▸ PROBLEMS TO SOLVE:
(1) Answer these questions about the article on horses in ancient Sicily:
(a) Who led the study, and in which journal was it published?
(b) Until roughly when did historians believe horses had not reached Sicily?
(c) In what year were the analyzed pottery fragments excavated, and near which mountain?
(2) Can you quote the article on horses in ancient Sicily from "Archaeologists find earliest" to "in PLOS One."?

▸ TEXT TO READ:
■ ■ ■ ■ ■ ■ ■

Archaeologists find earliest evidence of horses in ancient Sicily

Davide Tanasi and his team uncovered a trove of pottery fragments. Credit: Davide Tanasi.

For decades, historians believed horses did not reach Sicily until around the first millennium B.C.

But new research has overturned that assumption, showing that horses were present on the island much earlier—and that they were an important part of local diets and rituals during the early Bronze Age.

Davide Tanasi, a professor at the University of South Florida and director of the Institute for Digital Exploration, led the study, which was published in PLOS One.

His team’s findings provide the earliest evidence of horses in Bronze Age Sicily and prove that they were being consumed as food nearly 1,000 years earlier than previously thought.

“The horse was one of the most transformative animals in ancient civilizations, shaping mobility, warfare, hunting, agriculture, economy, and religion,” Tanasi explained.

“To prove that the indigenous people of Sicily had access to horses so early has enormous repercussions. It substantially changes our understanding of horse domestication, how horses were used, and their role in diet.”

The discovery not only reshapes views of animal history but also provides new insights into cultural practices in the central Mediterranean during the third millennium B.C. Tanasi’s team, which included USF anthropologist Robert Tykot and Enrico Greco from the Institute for the Advanced Study of Culture and the Environment, analyzed pottery fragments excavated in 2005 from a site near Polizzello mountain in Sicily.

■ ■ ■ ■ ■ ■ ■

▸ MATERIAL SUPPLIED:
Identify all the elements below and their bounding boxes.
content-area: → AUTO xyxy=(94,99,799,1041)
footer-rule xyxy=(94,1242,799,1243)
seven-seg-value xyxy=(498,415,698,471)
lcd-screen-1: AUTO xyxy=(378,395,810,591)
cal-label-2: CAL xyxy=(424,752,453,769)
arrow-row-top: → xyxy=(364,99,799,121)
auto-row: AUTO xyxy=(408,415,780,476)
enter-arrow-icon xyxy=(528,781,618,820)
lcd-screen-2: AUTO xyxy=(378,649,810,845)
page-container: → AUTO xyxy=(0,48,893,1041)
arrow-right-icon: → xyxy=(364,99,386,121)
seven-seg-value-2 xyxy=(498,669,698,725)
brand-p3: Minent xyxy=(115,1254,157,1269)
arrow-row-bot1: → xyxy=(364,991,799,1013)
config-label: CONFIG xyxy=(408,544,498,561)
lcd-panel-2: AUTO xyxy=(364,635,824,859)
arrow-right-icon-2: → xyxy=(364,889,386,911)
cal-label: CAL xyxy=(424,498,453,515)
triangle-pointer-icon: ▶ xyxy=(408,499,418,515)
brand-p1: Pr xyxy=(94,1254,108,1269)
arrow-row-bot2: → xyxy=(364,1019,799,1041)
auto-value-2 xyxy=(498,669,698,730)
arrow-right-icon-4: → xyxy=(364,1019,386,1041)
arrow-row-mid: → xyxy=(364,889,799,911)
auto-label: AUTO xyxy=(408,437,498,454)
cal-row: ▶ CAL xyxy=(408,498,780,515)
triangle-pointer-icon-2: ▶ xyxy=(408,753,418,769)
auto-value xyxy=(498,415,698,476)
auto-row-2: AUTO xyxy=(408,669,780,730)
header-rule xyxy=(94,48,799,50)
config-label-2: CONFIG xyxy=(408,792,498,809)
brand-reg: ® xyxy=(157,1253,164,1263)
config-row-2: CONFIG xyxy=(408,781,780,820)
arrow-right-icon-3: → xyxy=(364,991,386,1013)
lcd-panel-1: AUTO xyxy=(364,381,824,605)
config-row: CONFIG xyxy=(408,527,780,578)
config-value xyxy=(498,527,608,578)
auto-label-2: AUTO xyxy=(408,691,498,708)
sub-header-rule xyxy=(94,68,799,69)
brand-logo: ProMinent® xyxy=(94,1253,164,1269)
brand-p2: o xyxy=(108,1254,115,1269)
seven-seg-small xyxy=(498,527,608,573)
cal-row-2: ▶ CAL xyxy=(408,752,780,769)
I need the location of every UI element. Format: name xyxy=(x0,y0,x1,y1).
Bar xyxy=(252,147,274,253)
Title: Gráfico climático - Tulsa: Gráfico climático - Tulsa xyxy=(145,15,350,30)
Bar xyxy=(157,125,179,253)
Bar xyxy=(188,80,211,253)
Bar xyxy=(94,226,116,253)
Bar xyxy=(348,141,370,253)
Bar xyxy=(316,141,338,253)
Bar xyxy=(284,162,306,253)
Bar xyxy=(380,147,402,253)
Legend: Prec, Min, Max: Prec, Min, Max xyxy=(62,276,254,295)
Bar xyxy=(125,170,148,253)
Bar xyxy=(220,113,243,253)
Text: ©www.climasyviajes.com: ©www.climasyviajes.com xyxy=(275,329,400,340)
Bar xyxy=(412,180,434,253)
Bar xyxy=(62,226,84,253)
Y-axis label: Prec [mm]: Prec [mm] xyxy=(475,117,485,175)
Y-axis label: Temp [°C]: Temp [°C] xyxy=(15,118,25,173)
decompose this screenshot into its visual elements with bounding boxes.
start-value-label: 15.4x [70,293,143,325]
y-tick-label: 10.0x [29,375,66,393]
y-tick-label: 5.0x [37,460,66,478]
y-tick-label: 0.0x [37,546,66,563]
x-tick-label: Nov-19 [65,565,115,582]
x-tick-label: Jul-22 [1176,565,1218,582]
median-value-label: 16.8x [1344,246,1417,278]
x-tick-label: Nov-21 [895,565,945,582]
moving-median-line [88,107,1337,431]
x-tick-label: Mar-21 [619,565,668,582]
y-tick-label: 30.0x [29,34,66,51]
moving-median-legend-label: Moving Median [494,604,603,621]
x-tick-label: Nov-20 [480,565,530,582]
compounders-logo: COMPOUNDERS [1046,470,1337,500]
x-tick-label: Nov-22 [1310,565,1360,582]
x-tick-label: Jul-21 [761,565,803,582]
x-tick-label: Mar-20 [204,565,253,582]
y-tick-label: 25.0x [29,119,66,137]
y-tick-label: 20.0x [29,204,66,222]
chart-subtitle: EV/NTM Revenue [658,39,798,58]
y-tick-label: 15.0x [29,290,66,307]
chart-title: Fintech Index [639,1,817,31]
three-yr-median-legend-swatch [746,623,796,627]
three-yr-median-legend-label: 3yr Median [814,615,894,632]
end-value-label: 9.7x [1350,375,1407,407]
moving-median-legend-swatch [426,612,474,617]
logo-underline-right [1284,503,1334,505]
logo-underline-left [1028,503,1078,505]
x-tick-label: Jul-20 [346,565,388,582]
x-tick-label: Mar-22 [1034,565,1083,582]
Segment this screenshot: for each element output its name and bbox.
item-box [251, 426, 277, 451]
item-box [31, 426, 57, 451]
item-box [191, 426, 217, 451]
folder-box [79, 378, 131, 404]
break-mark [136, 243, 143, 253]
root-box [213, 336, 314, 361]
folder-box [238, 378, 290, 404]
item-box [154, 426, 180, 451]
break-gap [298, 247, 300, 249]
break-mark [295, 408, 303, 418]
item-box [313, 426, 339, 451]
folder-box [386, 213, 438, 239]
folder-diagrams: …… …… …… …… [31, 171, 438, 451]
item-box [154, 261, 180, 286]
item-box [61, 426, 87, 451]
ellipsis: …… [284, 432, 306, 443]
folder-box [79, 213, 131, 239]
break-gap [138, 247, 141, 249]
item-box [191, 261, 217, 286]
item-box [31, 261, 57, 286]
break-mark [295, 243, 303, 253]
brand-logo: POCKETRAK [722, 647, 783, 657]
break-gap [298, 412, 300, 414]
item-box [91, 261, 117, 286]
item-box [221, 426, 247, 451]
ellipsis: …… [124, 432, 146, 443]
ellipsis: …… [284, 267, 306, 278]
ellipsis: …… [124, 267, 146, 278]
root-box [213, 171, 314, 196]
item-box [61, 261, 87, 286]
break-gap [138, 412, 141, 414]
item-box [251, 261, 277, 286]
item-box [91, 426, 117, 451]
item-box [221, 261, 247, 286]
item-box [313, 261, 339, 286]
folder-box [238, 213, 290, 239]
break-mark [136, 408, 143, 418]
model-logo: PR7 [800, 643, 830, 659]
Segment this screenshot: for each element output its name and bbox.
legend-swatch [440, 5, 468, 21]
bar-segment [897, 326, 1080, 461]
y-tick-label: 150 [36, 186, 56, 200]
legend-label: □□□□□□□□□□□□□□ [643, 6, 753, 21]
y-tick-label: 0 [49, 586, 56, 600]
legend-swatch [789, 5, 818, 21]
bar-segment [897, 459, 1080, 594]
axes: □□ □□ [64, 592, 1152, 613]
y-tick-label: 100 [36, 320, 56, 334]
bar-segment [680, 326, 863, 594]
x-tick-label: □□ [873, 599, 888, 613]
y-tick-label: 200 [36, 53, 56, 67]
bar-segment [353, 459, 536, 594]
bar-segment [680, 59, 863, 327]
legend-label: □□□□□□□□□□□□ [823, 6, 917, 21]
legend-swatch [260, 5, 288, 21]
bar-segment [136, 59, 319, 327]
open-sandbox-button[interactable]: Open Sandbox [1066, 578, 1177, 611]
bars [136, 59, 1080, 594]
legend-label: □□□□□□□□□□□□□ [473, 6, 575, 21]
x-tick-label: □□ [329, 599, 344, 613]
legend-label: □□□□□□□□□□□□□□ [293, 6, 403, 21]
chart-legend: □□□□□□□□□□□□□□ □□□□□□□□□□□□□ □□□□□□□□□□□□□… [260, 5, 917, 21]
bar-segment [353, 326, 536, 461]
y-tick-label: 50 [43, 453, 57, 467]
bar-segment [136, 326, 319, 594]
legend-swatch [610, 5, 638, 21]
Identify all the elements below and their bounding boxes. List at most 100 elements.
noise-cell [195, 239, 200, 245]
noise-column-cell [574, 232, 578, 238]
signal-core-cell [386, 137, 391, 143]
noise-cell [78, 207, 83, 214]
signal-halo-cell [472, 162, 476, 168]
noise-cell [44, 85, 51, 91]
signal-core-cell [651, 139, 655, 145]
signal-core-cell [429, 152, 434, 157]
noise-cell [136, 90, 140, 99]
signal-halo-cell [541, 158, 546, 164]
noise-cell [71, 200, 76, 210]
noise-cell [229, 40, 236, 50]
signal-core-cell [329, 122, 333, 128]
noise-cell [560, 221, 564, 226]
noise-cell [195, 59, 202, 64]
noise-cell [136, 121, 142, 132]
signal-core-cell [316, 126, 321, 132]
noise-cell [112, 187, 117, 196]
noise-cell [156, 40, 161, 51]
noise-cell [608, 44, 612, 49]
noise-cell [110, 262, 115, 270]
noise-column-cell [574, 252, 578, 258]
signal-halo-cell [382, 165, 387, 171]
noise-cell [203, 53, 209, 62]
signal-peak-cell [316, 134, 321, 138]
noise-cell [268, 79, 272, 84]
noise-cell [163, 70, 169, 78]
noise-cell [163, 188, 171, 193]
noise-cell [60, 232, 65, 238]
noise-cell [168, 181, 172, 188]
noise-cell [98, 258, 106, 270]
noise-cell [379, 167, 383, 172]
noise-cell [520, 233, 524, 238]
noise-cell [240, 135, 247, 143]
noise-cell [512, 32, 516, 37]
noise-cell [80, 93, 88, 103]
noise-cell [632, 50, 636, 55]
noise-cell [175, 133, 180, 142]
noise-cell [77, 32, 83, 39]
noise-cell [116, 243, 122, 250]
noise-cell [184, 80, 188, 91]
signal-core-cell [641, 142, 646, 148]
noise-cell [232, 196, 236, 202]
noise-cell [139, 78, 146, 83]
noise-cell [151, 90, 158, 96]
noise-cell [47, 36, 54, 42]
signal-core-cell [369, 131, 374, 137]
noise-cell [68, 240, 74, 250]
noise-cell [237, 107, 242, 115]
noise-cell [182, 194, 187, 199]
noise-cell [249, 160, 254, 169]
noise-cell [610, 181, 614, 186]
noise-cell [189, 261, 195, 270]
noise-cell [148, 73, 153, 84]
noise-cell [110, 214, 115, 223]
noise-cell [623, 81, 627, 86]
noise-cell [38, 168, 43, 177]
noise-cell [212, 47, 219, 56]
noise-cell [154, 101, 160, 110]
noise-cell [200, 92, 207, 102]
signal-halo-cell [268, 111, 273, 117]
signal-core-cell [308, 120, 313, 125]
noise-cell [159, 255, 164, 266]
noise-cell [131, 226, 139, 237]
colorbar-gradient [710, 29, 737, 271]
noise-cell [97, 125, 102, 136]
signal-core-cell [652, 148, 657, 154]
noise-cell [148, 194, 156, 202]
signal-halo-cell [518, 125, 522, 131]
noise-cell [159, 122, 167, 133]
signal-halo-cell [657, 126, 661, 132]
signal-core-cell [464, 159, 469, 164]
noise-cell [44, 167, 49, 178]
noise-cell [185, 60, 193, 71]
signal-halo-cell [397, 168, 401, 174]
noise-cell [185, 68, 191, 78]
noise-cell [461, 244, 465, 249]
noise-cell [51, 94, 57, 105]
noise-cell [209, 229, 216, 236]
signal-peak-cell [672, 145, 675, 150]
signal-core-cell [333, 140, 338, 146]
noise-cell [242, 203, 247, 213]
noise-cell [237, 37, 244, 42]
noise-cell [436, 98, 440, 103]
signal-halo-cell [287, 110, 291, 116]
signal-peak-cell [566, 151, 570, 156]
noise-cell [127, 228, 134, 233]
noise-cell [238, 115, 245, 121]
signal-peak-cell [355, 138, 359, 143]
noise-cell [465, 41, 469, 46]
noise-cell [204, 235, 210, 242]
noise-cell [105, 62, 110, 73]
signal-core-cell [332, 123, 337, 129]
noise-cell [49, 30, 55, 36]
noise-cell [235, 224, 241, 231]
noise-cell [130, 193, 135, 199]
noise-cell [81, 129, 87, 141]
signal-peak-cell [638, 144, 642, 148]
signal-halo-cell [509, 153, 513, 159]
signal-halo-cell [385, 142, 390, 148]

■ ■ ■ ■ ■ ■ ■

▸ EXPECTED ANSWERS:
(1)
(a) Davide Tanasi led the study, which was published in PLOS One.
(b) Around the first millennium B.C.
(c) In 2005, near Polizzello mountain.

(2)
Archaeologists find earliest evidence of horses in ancient Sicily

Davide Tanasi and his team uncovered a trove of pottery fragments. Credit: Davide Tanasi.

For decades, historians believed horses did not reach Sicily until around the first millennium B.C.

But new research has overturned that assumption, showing that horses were present on the island much earlier—and that they were an important part of local diets and rituals during the early Bronze Age.

Davide Tanasi, a professor at the University of South Florida and director of the Institute for Digital Exploration, led the study, which was published in PLOS One.